# Will Specialized Ever Get to Release Their New Bike????



## Rashadabd (Sep 17, 2011)

I have been waiting to check this thing out....

https://www.cyclingweekly.com/news/...-naming-problem-legal-documents-reveal-469482

https://uspto.report/TM/88792226

https://www.velonews.com/gear/road-...s-feathery-new-specialized-bike-on-instagram/


----------



## jetdog9 (Jul 12, 2007)

Interesting... wonder how this thing is specifically meant to broaden the line-up. "Old school" seat stays!


----------



## Rashadabd (Sep 17, 2011)

jetdog9 said:


> Interesting... wonder how this thing is specifically meant to broaden the line-up. "Old school" seat stays!


My understanding thus far (which could be completely wrong lol) is that it's a super lightweight cruising bike. They reportedly designed it without any thoughts to UCI approval or racing whatsoever. Yet, they reportedly applied all that they have learned from supporting pro teams. They are suggesting that it will be lighter than the UCI weight limit, probably have a taller head tube, probably additional tire clearance, disc brake only, some comfort features, etc. I am definitely curious, but we'll see if it is any more than a hyped up endurance race bike. Right now, it kind of sounds like Specialized's take on the Canyon Endurace or Salsa Warroad. That could still be awesome though.
☆ ☆ ☆ ☆ ☆
▶ **Exercise requirements**
Copy the forum thread starting at "I have been" and ending at "(Jul 12, 2007)", swapping "waiting" for "hoping".

▶ **Data segment**
☆ ☆ ☆ ☆ ☆
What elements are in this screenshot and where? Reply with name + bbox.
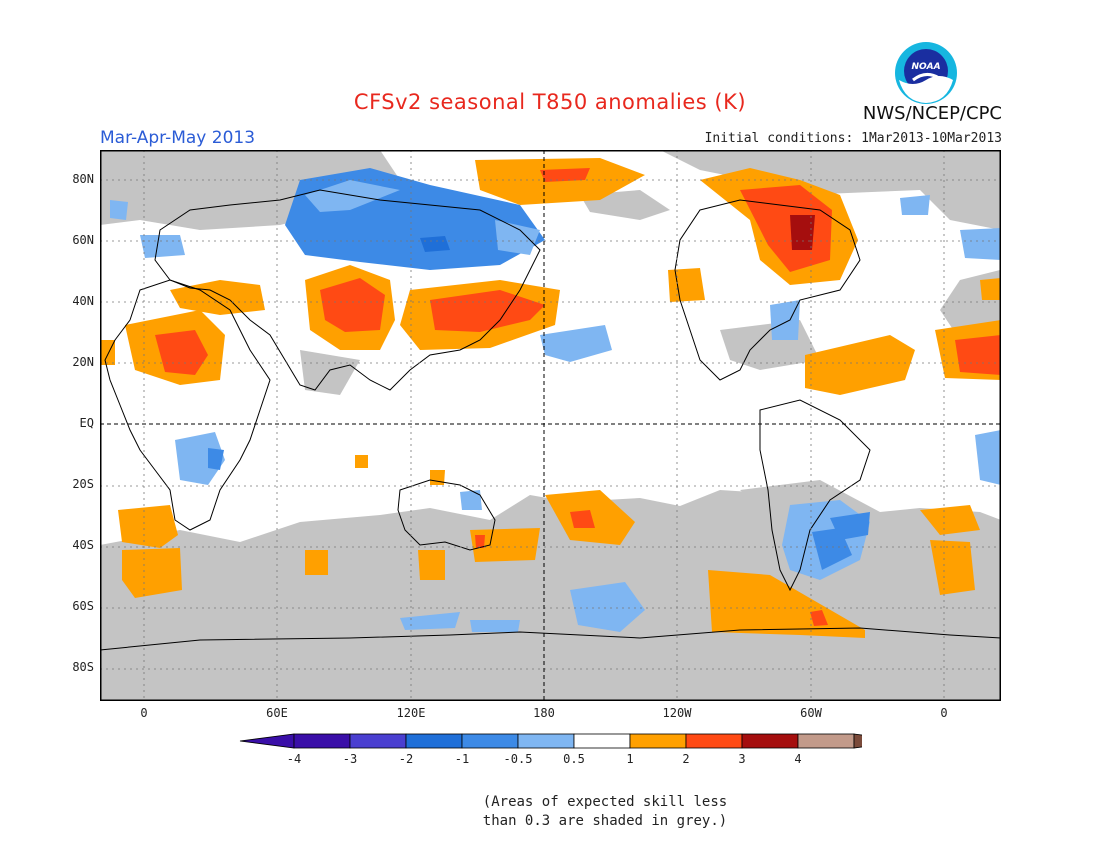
☆ ☆ ☆ ☆ ☆
▶ **Right answer**
I have been hoping to check this thing out....

https://www.cyclingweekly.com/news/...-naming-problem-legal-documents-reveal-469482

https://uspto.report/TM/88792226

https://www.velonews.com/gear/road-...s-feathery-new-specialized-bike-on-instagram/


----------



## jetdog9 (Jul 12, 2007)